BAGIAN TEKS:
■ ■ ■ ■ ■ ■ ■

PENDIDIKAN
TIDAK
MENGENAL BIAS GENDER
Pengantar
Di sejumlah kalangan masyarakat (khususnya di pedesaan), hingga saat ini masih terdapat pandangan bahwa anak perempuan tidak perlu mengenyam tinggi. Asalkan bisa membaca dan menulis, itu sudah lebih dari cukup. Karena itu, jika di dalam suatu keluarga terdapat anak laki-laki dan perempuan, maka yang diprioritaskan untuk mengenyam pendidikan tinggi adalah anak laki-laki, sekalipun kemampuannya jauh di bawah anak perempuan.
Pandangan semacam ini menjadi semakin kokoh tatkala
mendapat legitimasi dari teks-teks keagamaan yang cenderung menempatkan
perempuan dalam posisi inferior. Misalnya klaim bahwa kepemimpinan (formal dan
informal) secara mutlak menjadi hak laki-laki [Q.S. an-Nisa’: 34], sehingga
kaum Hawa mau tidak mau harus tunduk dan patuh terhadap kaum Adam. Bahkan tidak
sedikit laki-laki yang menganggap rendah “harga diri” kaum perempuan.[1]
Padahal, menurut Nasaruddin Umar, al-Qur’an
menjelaskan bahwa kualitas individu laki-laki dan perempuan di mata Allah tidak
ada perbedaan, amal dan prestasi keduanya sama-sama diakui-Nya. Al-Qur’an
menyebutkan bahwa laki-laki dan perempuan merupakan khalifah di muka bumi [Q.S.
al-Baqarah: 30].[2]
Demikian pula laki-laki dan perempuan sama-sama berpotensi meraih prestasi dan
juga tidak ada perbedaan di antara keduanya. Seperti firman Allah: “Barang
siapa yang beramal sholeh, baik laki-laki maupun perempuan, sedang ia adalah
orang yang beriman, maka mereka (dijamin) masuk ke dalam surga dan
mereka tidak dianiaya walau sedikitpun” [Q.S. an-Nisa’: 124].
Dalam konteks ini Nabi Muhammad saw juga telah
menegaskan bahwa “semua manusia adalah sama, tidak ada klaim bahwa pahala orang
di atas non-Arab, orang kulit putih di atas kulit hitam, laki-laki di atas
perempuan, yang membedakan mereka hanya ketaqwaannya kepada Allah swt”.
Menurut Abdullah Ahmad An-Nai’m, premis dasar yang
dari risalah yang dikembangkan Muhammad, yang dalam faktanya merupakan pesan
Islam yang abadi dan fundamental, menekankan persamaan dan martabat yang
inheren dalam seluruh keberadaan manusia, mengabaikan diskriminasi gender,
kepercayaan ras, agama dan sebagainya. Pesan itu ditandai dengan persamaan
laki-laki dan perempuan serta kebebasan secara penuh untuk memilih agama dan
kepercayaan. Hal ini ditunjukkan dengan ayat-ayat yang menekankan pada “hai
anak manusia” dan “hai anak Adam”. Bahkan seluruh umat manusia digambarkan
dalam istilah kehormatan dan martabat tanpa membedakan ras, wana kulit, gender
dan agama [Q.S. al-Isra’: 70, dan al-Hujarat: 13].[3]
Islam sangat adil dalam memberlakukan perempuan,
memuliakan dan memberi kebebasan dalam melakukan berbagai aktivitas, ibadah dan
pendekatan diri kepada Allah tak ubahnya seperti laki-laki. Islam juga tidak
melarang perempuan untuk ikut berlomba-lomba dalam beramal shaleh agar
memperoleh kedudukan dan derajat di sisi Allah [Q.S. al-Ahzab: 35, dan
at-Taubah: 72].

■ ■ ■ ■ ■ ■ ■

DATA YANG DISERTAKAN:
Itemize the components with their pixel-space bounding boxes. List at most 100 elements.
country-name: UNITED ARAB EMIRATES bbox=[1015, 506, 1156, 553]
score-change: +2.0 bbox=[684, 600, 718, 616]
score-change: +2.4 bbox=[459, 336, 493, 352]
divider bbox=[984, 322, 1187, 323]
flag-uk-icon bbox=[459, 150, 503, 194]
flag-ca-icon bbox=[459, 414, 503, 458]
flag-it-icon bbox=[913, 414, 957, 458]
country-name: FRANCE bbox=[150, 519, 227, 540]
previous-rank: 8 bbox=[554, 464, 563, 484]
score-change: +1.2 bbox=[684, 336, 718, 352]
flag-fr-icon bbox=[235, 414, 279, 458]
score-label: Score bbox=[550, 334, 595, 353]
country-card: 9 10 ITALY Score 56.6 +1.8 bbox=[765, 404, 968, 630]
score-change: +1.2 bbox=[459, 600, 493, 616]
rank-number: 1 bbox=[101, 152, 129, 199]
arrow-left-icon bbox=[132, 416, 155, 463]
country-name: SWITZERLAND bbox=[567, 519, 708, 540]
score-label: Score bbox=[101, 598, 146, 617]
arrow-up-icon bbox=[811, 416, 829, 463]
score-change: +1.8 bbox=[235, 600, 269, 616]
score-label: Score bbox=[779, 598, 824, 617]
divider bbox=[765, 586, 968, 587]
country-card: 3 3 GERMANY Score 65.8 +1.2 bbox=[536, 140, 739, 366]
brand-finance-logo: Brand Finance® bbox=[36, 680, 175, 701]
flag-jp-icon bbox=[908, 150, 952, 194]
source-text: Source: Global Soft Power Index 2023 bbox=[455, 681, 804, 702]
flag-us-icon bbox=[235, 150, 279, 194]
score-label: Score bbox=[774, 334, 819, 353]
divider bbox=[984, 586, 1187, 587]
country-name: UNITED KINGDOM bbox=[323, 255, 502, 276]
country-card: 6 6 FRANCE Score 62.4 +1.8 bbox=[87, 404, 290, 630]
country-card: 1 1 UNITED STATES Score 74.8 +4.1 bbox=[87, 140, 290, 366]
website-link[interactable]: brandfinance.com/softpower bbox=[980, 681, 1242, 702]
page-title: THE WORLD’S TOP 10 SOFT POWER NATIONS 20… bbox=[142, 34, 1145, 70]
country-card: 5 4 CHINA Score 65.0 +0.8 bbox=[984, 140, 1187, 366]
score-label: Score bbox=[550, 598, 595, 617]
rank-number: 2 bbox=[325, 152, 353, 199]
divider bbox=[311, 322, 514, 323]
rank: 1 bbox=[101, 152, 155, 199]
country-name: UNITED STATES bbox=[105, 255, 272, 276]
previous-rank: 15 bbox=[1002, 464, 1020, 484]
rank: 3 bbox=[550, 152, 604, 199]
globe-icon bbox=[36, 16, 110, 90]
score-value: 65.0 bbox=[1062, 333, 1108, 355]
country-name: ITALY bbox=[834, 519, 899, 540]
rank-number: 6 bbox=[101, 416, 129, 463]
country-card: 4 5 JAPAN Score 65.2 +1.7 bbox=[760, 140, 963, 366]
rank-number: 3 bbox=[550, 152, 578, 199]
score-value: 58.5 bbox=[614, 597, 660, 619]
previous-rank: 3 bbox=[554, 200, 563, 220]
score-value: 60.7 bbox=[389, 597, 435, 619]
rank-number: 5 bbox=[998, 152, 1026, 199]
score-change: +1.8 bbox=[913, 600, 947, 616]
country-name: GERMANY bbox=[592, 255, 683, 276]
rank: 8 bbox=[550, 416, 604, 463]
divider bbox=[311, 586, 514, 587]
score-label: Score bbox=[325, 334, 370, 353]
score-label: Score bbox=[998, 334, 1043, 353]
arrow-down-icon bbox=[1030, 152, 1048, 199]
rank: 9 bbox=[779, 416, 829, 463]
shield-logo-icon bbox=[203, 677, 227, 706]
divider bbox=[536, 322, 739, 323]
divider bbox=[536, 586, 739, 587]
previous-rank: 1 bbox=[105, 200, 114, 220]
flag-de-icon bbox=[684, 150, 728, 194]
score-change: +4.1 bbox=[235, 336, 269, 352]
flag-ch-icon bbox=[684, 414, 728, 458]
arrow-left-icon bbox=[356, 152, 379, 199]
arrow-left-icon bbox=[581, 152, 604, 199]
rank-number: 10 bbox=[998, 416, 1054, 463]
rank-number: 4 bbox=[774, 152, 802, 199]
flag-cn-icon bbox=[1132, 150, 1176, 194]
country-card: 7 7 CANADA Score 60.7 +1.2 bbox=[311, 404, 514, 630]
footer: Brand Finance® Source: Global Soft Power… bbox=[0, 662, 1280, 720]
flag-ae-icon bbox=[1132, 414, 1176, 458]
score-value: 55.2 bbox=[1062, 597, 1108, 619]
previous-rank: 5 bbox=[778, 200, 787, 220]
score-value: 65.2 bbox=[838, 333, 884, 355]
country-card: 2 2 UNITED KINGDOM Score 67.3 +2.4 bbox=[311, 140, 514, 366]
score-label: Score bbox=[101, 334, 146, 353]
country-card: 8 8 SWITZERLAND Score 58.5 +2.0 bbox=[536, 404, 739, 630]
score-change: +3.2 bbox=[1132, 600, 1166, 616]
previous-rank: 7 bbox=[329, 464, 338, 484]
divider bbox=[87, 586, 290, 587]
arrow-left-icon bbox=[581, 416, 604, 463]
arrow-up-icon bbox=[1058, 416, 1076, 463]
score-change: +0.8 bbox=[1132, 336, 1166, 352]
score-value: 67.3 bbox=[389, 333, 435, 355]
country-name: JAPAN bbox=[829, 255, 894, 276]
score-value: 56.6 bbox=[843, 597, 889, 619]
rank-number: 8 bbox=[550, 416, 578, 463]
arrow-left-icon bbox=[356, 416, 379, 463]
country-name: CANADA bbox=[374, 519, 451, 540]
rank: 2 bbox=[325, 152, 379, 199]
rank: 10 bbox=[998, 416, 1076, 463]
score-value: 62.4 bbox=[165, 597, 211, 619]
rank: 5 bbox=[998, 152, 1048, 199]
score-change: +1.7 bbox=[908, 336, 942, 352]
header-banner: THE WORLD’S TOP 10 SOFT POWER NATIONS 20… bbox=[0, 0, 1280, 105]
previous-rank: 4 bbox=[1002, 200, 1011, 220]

■ ■ ■ ■ ■ ■ ■

SOAL UNTUK DIKERJAKAN:
A) Dalam teks tentang pendidikan tanpa bias gender, anak mana yang diprioritaskan untuk mengenyam pendidikan tinggi menurut pandangan sebagian masyarakat pedesaan?
B) Tolong kutip bagian dari teks tentang pendidikan tanpa bias gender, mulai dari "Pandangan semacam ini" dan terus sampai "muka bumi [Q.S.", tanpa mengubah satu kata pun.

JAWABAN TUGAS:
A) Anak laki-laki, sekalipun kemampuannya jauh di bawah anak perempuan.

B)
Pandangan semacam ini menjadi semakin kokoh tatkala
mendapat legitimasi dari teks-teks keagamaan yang cenderung menempatkan
perempuan dalam posisi inferior. Misalnya klaim bahwa kepemimpinan (formal dan
informal) secara mutlak menjadi hak laki-laki [Q.S. an-Nisa’: 34], sehingga
kaum Hawa mau tidak mau harus tunduk dan patuh terhadap kaum Adam. Bahkan tidak
sedikit laki-laki yang menganggap rendah “harga diri” kaum perempuan.[1]
Padahal, menurut Nasaruddin Umar, al-Qur’an
menjelaskan bahwa kualitas individu laki-laki dan perempuan di mata Allah tidak
ada perbedaan, amal dan prestasi keduanya sama-sama diakui-Nya. Al-Qur’an
menyebutkan bahwa laki-laki dan perempuan merupakan khalifah di muka bumi [Q.S.